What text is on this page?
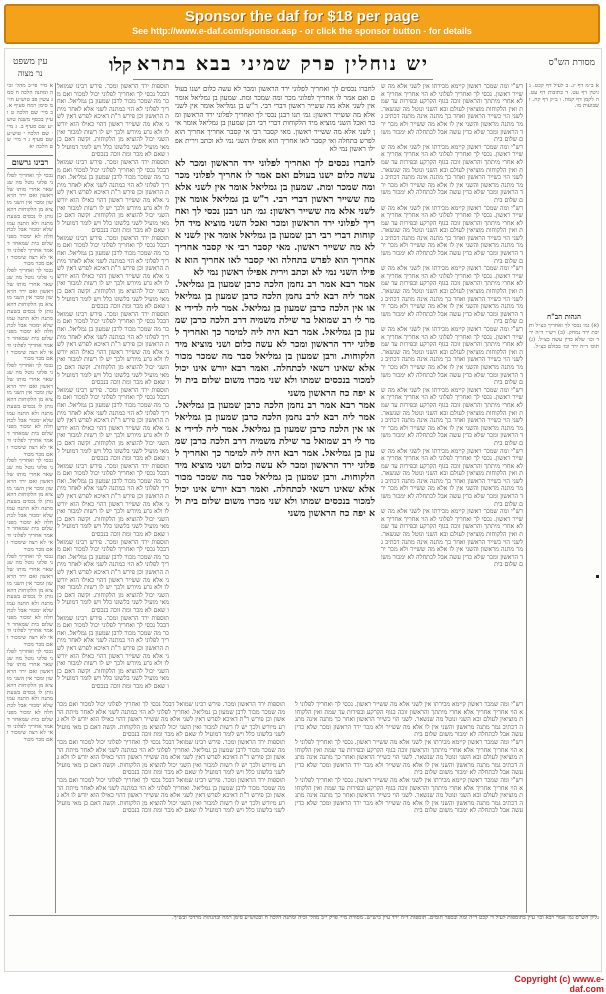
Sponsor the daf for $18 per page
See http://www.e-daf.com/sponsor.asp - or click the sponsor button - for details
יש נוחלין פרק שמיני בבא בתרא
קלו	מסורת הש"ס
עין משפט
נר מצוה
א ב״מ דף יג. ב לעיל דף קכט. ג גיטין דף עט. ד כתובות דף עט. ה לקמן דף קמח. ו ב״ק דף קח. ז שבועות מו.
הגהות הב"ח
(א) גמ׳ נכסי לך ואחריך כצ״ל ותיבת ירד נמחק. (ב) רש״י ד״ה ירד וכו׳ שלא כדין עשה כצ״ל. (ג) תוס׳ ד״ה ירד וכו׳ בכולם כצ״ל.
רש"י ומה שמכר ראשון קיימא מכירתו אין לשני אלא מה ששייר ראשון. נכסי לך ואחריך לפלוני לא הוי אחריך אחריך אלא אחרי מיתתך והראשון זוכה בגוף הקרקע ובפירות עד שמת ואין הלקוחות מוציאין לעולם ובא השני ונוטל מה שנשאר. לשני הוי כשייר הראשון ואחר כך מתנה אינה מתנה דכתיב גמר מתנה מראשון והשני אין לו אלא מה ששייר ולא מכר ירד הראשון ומכר שלא כדין עשה אבל לכתחלה לא ימכור משום שלום בית
רש"י ומה שמכר ראשון קיימא מכירתו אין לשני אלא מה ששייר ראשון. נכסי לך ואחריך לפלוני לא הוי אחריך אחריך אלא אחרי מיתתך והראשון זוכה בגוף הקרקע ובפירות עד שמת ואין הלקוחות מוציאין לעולם ובא השני ונוטל מה שנשאר. לשני הוי כשייר הראשון ואחר כך מתנה אינה מתנה דכתיב גמר מתנה מראשון והשני אין לו אלא מה ששייר ולא מכר ירד הראשון ומכר שלא כדין עשה אבל לכתחלה לא ימכור משום שלום בית
רש"י ומה שמכר ראשון קיימא מכירתו אין לשני אלא מה ששייר ראשון. נכסי לך ואחריך לפלוני לא הוי אחריך אחריך אלא אחרי מיתתך והראשון זוכה בגוף הקרקע ובפירות עד שמת ואין הלקוחות מוציאין לעולם ובא השני ונוטל מה שנשאר. לשני הוי כשייר הראשון ואחר כך מתנה אינה מתנה דכתיב גמר מתנה מראשון והשני אין לו אלא מה ששייר ולא מכר ירד הראשון ומכר שלא כדין עשה אבל לכתחלה לא ימכור משום שלום בית
רש"י ומה שמכר ראשון קיימא מכירתו אין לשני אלא מה ששייר ראשון. נכסי לך ואחריך לפלוני לא הוי אחריך אחריך אלא אחרי מיתתך והראשון זוכה בגוף הקרקע ובפירות עד שמת ואין הלקוחות מוציאין לעולם ובא השני ונוטל מה שנשאר. לשני הוי כשייר הראשון ואחר כך מתנה אינה מתנה דכתיב גמר מתנה מראשון והשני אין לו אלא מה ששייר ולא מכר ירד הראשון ומכר שלא כדין עשה אבל לכתחלה לא ימכור משום שלום בית
רש"י ומה שמכר ראשון קיימא מכירתו אין לשני אלא מה ששייר ראשון. נכסי לך ואחריך לפלוני לא הוי אחריך אחריך אלא אחרי מיתתך והראשון זוכה בגוף הקרקע ובפירות עד שמת ואין הלקוחות מוציאין לעולם ובא השני ונוטל מה שנשאר. לשני הוי כשייר הראשון ואחר כך מתנה אינה מתנה דכתיב גמר מתנה מראשון והשני אין לו אלא מה ששייר ולא מכר ירד הראשון ומכר שלא כדין עשה אבל לכתחלה לא ימכור משום שלום בית
רש"י ומה שמכר ראשון קיימא מכירתו אין לשני אלא מה ששייר ראשון. נכסי לך ואחריך לפלוני לא הוי אחריך אחריך אלא אחרי מיתתך והראשון זוכה בגוף הקרקע ובפירות עד שמת ואין הלקוחות מוציאין לעולם ובא השני ונוטל מה שנשאר. לשני הוי כשייר הראשון ואחר כך מתנה אינה מתנה דכתיב גמר מתנה מראשון והשני אין לו אלא מה ששייר ולא מכר ירד הראשון ומכר שלא כדין עשה אבל לכתחלה לא ימכור משום שלום בית
רש"י ומה שמכר ראשון קיימא מכירתו אין לשני אלא מה ששייר ראשון. נכסי לך ואחריך לפלוני לא הוי אחריך אחריך אלא אחרי מיתתך והראשון זוכה בגוף הקרקע ובפירות עד שמת ואין הלקוחות מוציאין לעולם ובא השני ונוטל מה שנשאר. לשני הוי כשייר הראשון ואחר כך מתנה אינה מתנה דכתיב גמר מתנה מראשון והשני אין לו אלא מה ששייר ולא מכר ירד הראשון ומכר שלא כדין עשה אבל לכתחלה לא ימכור משום שלום בית
רש"י ומה שמכר ראשון קיימא מכירתו אין לשני אלא מה ששייר ראשון. נכסי לך ואחריך לפלוני לא הוי אחריך אחריך אלא אחרי מיתתך והראשון זוכה בגוף הקרקע ובפירות עד שמת ואין הלקוחות מוציאין לעולם ובא השני ונוטל מה שנשאר. לשני הוי כשייר הראשון ואחר כך מתנה אינה מתנה דכתיב גמר מתנה מראשון והשני אין לו אלא מה ששייר ולא מכר ירד הראשון ומכר שלא כדין עשה אבל לכתחלה לא ימכור משום שלום בית
לחברו נכסים לך ואחריך לפלוני ירד הראשון ומכר לא עשה כלום ישנו בעולם ואם אמר לו אחריך לפלוני מכר ומה שמכר ומת. שמעון בן גמליאל אומר אין לשני אלא מה ששייר ראשון דברי רבי. ר"ש בן גמליאל אומר אין לשני אלא מה ששייר ראשון: גמ׳ תנו רבנן נכסי לך ואחריך לפלוני ירד הראשון ומכר ואכל השני מוציא מיד הלקוחות דברי רבי רבן שמעון בן גמליאל אומר אין לשני אלא מה ששייר ראשון. מאי קסבר רבי אי קסבר אחריך אחריך הוא לפרש בתחלה ואי קסבר לאו אחריך הוא אפילו השני נמי לא וכתב וירית אפילו ראשון נמי לא
לחברו נכסים לך ואחריך לפלוני ירד הראשון ומכר לא עשה כלום ישנו בעולם ואם אמר לו אחריך לפלוני מכר ומה שמכר ומת. שמעון בן גמליאל אומר אין לשני אלא מה ששייר ראשון דברי רבי. ר"ש בן גמליאל אומר אין לשני אלא מה ששייר ראשון: גמ׳ תנו רבנן נכסי לך ואחריך לפלוני ירד הראשון ומכר ואכל השני מוציא מיד הלקוחות דברי רבי רבן שמעון בן גמליאל אומר אין לשני אלא מה ששייר ראשון. מאי קסבר רבי אי קסבר אחריך אחריך הוא לפרש בתחלה ואי קסבר לאו אחריך הוא אפילו השני נמי לא וכתב וירית אפילו ראשון נמי לא
אמר רבא אמר רב נחמן הלכה כרבן שמעון בן גמליאל. אמר ליה רבא לרב נחמן הלכה כרבן שמעון בן גמליאל או אין הלכה כרבן שמעון בן גמליאל. אמר ליה לדידי אמר לי רב שמואל בר שילת משמיה דרב הלכה כרבן שמעון בן גמליאל. אמר רבא היה ליה למימר כך ואחריך לפלוני ירד הראשון ומכר לא עשה כלום ושני מוציא מיד הלקוחות. ורבן שמעון בן גמליאל סבר מה שמכר מכור אלא שאינו רשאי לכתחלה. ואמר רבא יורש אינו יכול למכור בנכסים שמתו ולא שני מכרו משום שלום בית ולא יפה כח הראשון משני
אמר רבא אמר רב נחמן הלכה כרבן שמעון בן גמליאל. אמר ליה רבא לרב נחמן הלכה כרבן שמעון בן גמליאל או אין הלכה כרבן שמעון בן גמליאל. אמר ליה לדידי אמר לי רב שמואל בר שילת משמיה דרב הלכה כרבן שמעון בן גמליאל. אמר רבא היה ליה למימר כך ואחריך לפלוני ירד הראשון ומכר לא עשה כלום ושני מוציא מיד הלקוחות. ורבן שמעון בן גמליאל סבר מה שמכר מכור אלא שאינו רשאי לכתחלה. ואמר רבא יורש אינו יכול למכור בנכסים שמתו ולא שני מכרו משום שלום בית ולא יפה כח הראשון משני
תוספות ירד הראשון ומכר. פירש רבינו שמואל דבכל נכסי לך ואחריך לפלוני יכול למכור ואם מכר מה שמכר מכור לרבן שמעון בן גמליאל. ואחריך לפלוני לא הוי כמתנה לשני אלא לאחר מיתת הראשון וכן פירש ר"ת דאיכא לפרש דאין לשני אלא מה ששייר ראשון דהוי כאילו הוא יורש לו ולא גרע מיורש ולכך יש לו רשות למכור ואין השני יכול להוציא מן הלקוחות. וקשה דאם כן מאי מועיל לשני בלשונו כלל ויש לומר דמועיל לו שאם לא מכר ומת זוכה בנכסים
תוספות ירד הראשון ומכר. פירש רבינו שמואל דבכל נכסי לך ואחריך לפלוני יכול למכור ואם מכר מה שמכר מכור לרבן שמעון בן גמליאל. ואחריך לפלוני לא הוי כמתנה לשני אלא לאחר מיתת הראשון וכן פירש ר"ת דאיכא לפרש דאין לשני אלא מה ששייר ראשון דהוי כאילו הוא יורש לו ולא גרע מיורש ולכך יש לו רשות למכור ואין השני יכול להוציא מן הלקוחות. וקשה דאם כן מאי מועיל לשני בלשונו כלל ויש לומר דמועיל לו שאם לא מכר ומת זוכה בנכסים
תוספות ירד הראשון ומכר. פירש רבינו שמואל דבכל נכסי לך ואחריך לפלוני יכול למכור ואם מכר מה שמכר מכור לרבן שמעון בן גמליאל. ואחריך לפלוני לא הוי כמתנה לשני אלא לאחר מיתת הראשון וכן פירש ר"ת דאיכא לפרש דאין לשני אלא מה ששייר ראשון דהוי כאילו הוא יורש לו ולא גרע מיורש ולכך יש לו רשות למכור ואין השני יכול להוציא מן הלקוחות. וקשה דאם כן מאי מועיל לשני בלשונו כלל ויש לומר דמועיל לו שאם לא מכר ומת זוכה בנכסים
תוספות ירד הראשון ומכר. פירש רבינו שמואל דבכל נכסי לך ואחריך לפלוני יכול למכור ואם מכר מה שמכר מכור לרבן שמעון בן גמליאל. ואחריך לפלוני לא הוי כמתנה לשני אלא לאחר מיתת הראשון וכן פירש ר"ת דאיכא לפרש דאין לשני אלא מה ששייר ראשון דהוי כאילו הוא יורש לו ולא גרע מיורש ולכך יש לו רשות למכור ואין השני יכול להוציא מן הלקוחות. וקשה דאם כן מאי מועיל לשני בלשונו כלל ויש לומר דמועיל לו שאם לא מכר ומת זוכה בנכסים
תוספות ירד הראשון ומכר. פירש רבינו שמואל דבכל נכסי לך ואחריך לפלוני יכול למכור ואם מכר מה שמכר מכור לרבן שמעון בן גמליאל. ואחריך לפלוני לא הוי כמתנה לשני אלא לאחר מיתת הראשון וכן פירש ר"ת דאיכא לפרש דאין לשני אלא מה ששייר ראשון דהוי כאילו הוא יורש לו ולא גרע מיורש ולכך יש לו רשות למכור ואין השני יכול להוציא מן הלקוחות. וקשה דאם כן מאי מועיל לשני בלשונו כלל ויש לומר דמועיל לו שאם לא מכר ומת זוכה בנכסים
תוספות ירד הראשון ומכר. פירש רבינו שמואל דבכל נכסי לך ואחריך לפלוני יכול למכור ואם מכר מה שמכר מכור לרבן שמעון בן גמליאל. ואחריך לפלוני לא הוי כמתנה לשני אלא לאחר מיתת הראשון וכן פירש ר"ת דאיכא לפרש דאין לשני אלא מה ששייר ראשון דהוי כאילו הוא יורש לו ולא גרע מיורש ולכך יש לו רשות למכור ואין השני יכול להוציא מן הלקוחות. וקשה דאם כן מאי מועיל לשני בלשונו כלל ויש לומר דמועיל לו שאם לא מכר ומת זוכה בנכסים
תוספות ירד הראשון ומכר. פירש רבינו שמואל דבכל נכסי לך ואחריך לפלוני יכול למכור ואם מכר מה שמכר מכור לרבן שמעון בן גמליאל. ואחריך לפלוני לא הוי כמתנה לשני אלא לאחר מיתת הראשון וכן פירש ר"ת דאיכא לפרש דאין לשני אלא מה ששייר ראשון דהוי כאילו הוא יורש לו ולא גרע מיורש ולכך יש לו רשות למכור ואין השני יכול להוציא מן הלקוחות. וקשה דאם כן מאי מועיל לשני בלשונו כלל ויש לומר דמועיל לו שאם לא מכר ומת זוכה בנכסים
תוספות ירד הראשון ומכר. פירש רבינו שמואל דבכל נכסי לך ואחריך לפלוני יכול למכור ואם מכר מה שמכר מכור לרבן שמעון בן גמליאל. ואחריך לפלוני לא הוי כמתנה לשני אלא לאחר מיתת הראשון וכן פירש ר"ת דאיכא לפרש דאין לשני אלא מה ששייר ראשון דהוי כאילו הוא יורש לו ולא גרע מיורש ולכך יש לו רשות למכור ואין השני יכול להוציא מן הלקוחות. וקשה דאם כן מאי מועיל לשני בלשונו כלל ויש לומר דמועיל לו שאם לא מכר ומת זוכה בנכסים
א מיי׳ פי״ב מהל׳ זכיה ומתנה הלכה ח סמג עשין פב טוש״ע חו״מ סימן רמח סעיף א. ב מיי׳ שם הלכה ט ועיין בכסף משנה טוש״ע שם סעיף ב. ג מיי׳ שם הלכה י טוש״ע שם סעיף ג ד מיי׳ שם הלכה יא
רבינו גרשום
נכסי לך ואחריך לפלוני פלוני נוטל מה שנשאר אחרי מותו של ראשון ואם ירד הראשון ומכר אין השני מוציא מן הלקוחות דהא נותן לו נכסים בשעת מתנה ולא התנה עמו שלא ימכור אבל לכתחלה לא ימכור מפני שלום בית שמאחר דאמר אחריך לפלוני ודאי לא רצה שימכור ואם מכר מכור
נכסי לך ואחריך לפלוני פלוני נוטל מה שנשאר אחרי מותו של ראשון ואם ירד הראשון ומכר אין השני מוציא מן הלקוחות דהא נותן לו נכסים בשעת מתנה ולא התנה עמו שלא ימכור אבל לכתחלה לא ימכור מפני שלום בית שמאחר דאמר אחריך לפלוני ודאי לא רצה שימכור ואם מכר מכור
נכסי לך ואחריך לפלוני פלוני נוטל מה שנשאר אחרי מותו של ראשון ואם ירד הראשון ומכר אין השני מוציא מן הלקוחות דהא נותן לו נכסים בשעת מתנה ולא התנה עמו שלא ימכור אבל לכתחלה לא ימכור מפני שלום בית שמאחר דאמר אחריך לפלוני ודאי לא רצה שימכור ואם מכר מכור
נכסי לך ואחריך לפלוני פלוני נוטל מה שנשאר אחרי מותו של ראשון ואם ירד הראשון ומכר אין השני מוציא מן הלקוחות דהא נותן לו נכסים בשעת מתנה ולא התנה עמו שלא ימכור אבל לכתחלה לא ימכור מפני שלום בית שמאחר דאמר אחריך לפלוני ודאי לא רצה שימכור ואם מכר מכור
נכסי לך ואחריך לפלוני פלוני נוטל מה שנשאר אחרי מותו של ראשון ואם ירד הראשון ומכר אין השני מוציא מן הלקוחות דהא נותן לו נכסים בשעת מתנה ולא התנה עמו שלא ימכור אבל לכתחלה לא ימכור מפני שלום בית שמאחר דאמר אחריך לפלוני ודאי לא רצה שימכור ואם מכר מכור
נכסי לך ואחריך לפלוני פלוני נוטל מה שנשאר אחרי מותו של ראשון ואם ירד הראשון ומכר אין השני מוציא מן הלקוחות דהא נותן לו נכסים בשעת מתנה ולא התנה עמו שלא ימכור אבל לכתחלה לא ימכור מפני שלום בית שמאחר דאמר אחריך לפלוני ודאי לא רצה שימכור ואם מכר מכור
רש"י ומה שמכר ראשון קיימא מכירתו אין לשני אלא מה ששייר ראשון. נכסי לך ואחריך לפלוני לא הוי אחריך אחריך אלא אחרי מיתתך והראשון זוכה בגוף הקרקע ובפירות עד שמת ואין הלקוחות מוציאין לעולם ובא השני ונוטל מה שנשאר. לשני הוי כשייר הראשון ואחר כך מתנה אינה מתנה דכתיב גמר מתנה מראשון והשני אין לו אלא מה ששייר ולא מכר ירד הראשון ומכר שלא כדין עשה אבל לכתחלה לא ימכור משום שלום בית
רש"י ומה שמכר ראשון קיימא מכירתו אין לשני אלא מה ששייר ראשון. נכסי לך ואחריך לפלוני לא הוי אחריך אחריך אלא אחרי מיתתך והראשון זוכה בגוף הקרקע ובפירות עד שמת ואין הלקוחות מוציאין לעולם ובא השני ונוטל מה שנשאר. לשני הוי כשייר הראשון ואחר כך מתנה אינה מתנה דכתיב גמר מתנה מראשון והשני אין לו אלא מה ששייר ולא מכר ירד הראשון ומכר שלא כדין עשה אבל לכתחלה לא ימכור משום שלום בית
רש"י ומה שמכר ראשון קיימא מכירתו אין לשני אלא מה ששייר ראשון. נכסי לך ואחריך לפלוני לא הוי אחריך אחריך אלא אחרי מיתתך והראשון זוכה בגוף הקרקע ובפירות עד שמת ואין הלקוחות מוציאין לעולם ובא השני ונוטל מה שנשאר. לשני הוי כשייר הראשון ואחר כך מתנה אינה מתנה דכתיב גמר מתנה מראשון והשני אין לו אלא מה ששייר ולא מכר ירד הראשון ומכר שלא כדין עשה אבל לכתחלה לא ימכור משום שלום בית
תוספות ירד הראשון ומכר. פירש רבינו שמואל דבכל נכסי לך ואחריך לפלוני יכול למכור ואם מכר מה שמכר מכור לרבן שמעון בן גמליאל. ואחריך לפלוני לא הוי כמתנה לשני אלא לאחר מיתת הראשון וכן פירש ר"ת דאיכא לפרש דאין לשני אלא מה ששייר ראשון דהוי כאילו הוא יורש לו ולא גרע מיורש ולכך יש לו רשות למכור ואין השני יכול להוציא מן הלקוחות. וקשה דאם כן מאי מועיל לשני בלשונו כלל ויש לומר דמועיל לו שאם לא מכר ומת זוכה בנכסים
תוספות ירד הראשון ומכר. פירש רבינו שמואל דבכל נכסי לך ואחריך לפלוני יכול למכור ואם מכר מה שמכר מכור לרבן שמעון בן גמליאל. ואחריך לפלוני לא הוי כמתנה לשני אלא לאחר מיתת הראשון וכן פירש ר"ת דאיכא לפרש דאין לשני אלא מה ששייר ראשון דהוי כאילו הוא יורש לו ולא גרע מיורש ולכך יש לו רשות למכור ואין השני יכול להוציא מן הלקוחות. וקשה דאם כן מאי מועיל לשני בלשונו כלל ויש לומר דמועיל לו שאם לא מכר ומת זוכה בנכסים
תוספות ירד הראשון ומכר. פירש רבינו שמואל דבכל נכסי לך ואחריך לפלוני יכול למכור ואם מכר מה שמכר מכור לרבן שמעון בן גמליאל. ואחריך לפלוני לא הוי כמתנה לשני אלא לאחר מיתת הראשון וכן פירש ר"ת דאיכא לפרש דאין לשני אלא מה ששייר ראשון דהוי כאילו הוא יורש לו ולא גרע מיורש ולכך יש לו רשות למכור ואין השני יכול להוציא מן הלקוחות. וקשה דאם כן מאי מועיל לשני בלשונו כלל ויש לומר דמועיל לו שאם לא מכר ומת זוכה בנכסים
גליון הש"ס גמ׳ אמר רבא וכו׳ עיין בתוספות לעיל ד׳ קכט ד״ה ומה ובספר תומים. תוספות ד״ה ירד עיין ביש״ש. מסורת מיי׳ פרק י״ב מהל׳ זכיה ומתנה הלכה ח ובטוש״ע סימן רמח ובהגהות מרדכי ובש״ך.
Copyright (c) www.e-daf.com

■ ■ ■ ■

→ DIRECTIONS FOR THIS TASK: Across the entries, how many lines hold the word "זכיה"? Say only the number.

→ EXERCISE SOLUTION: 2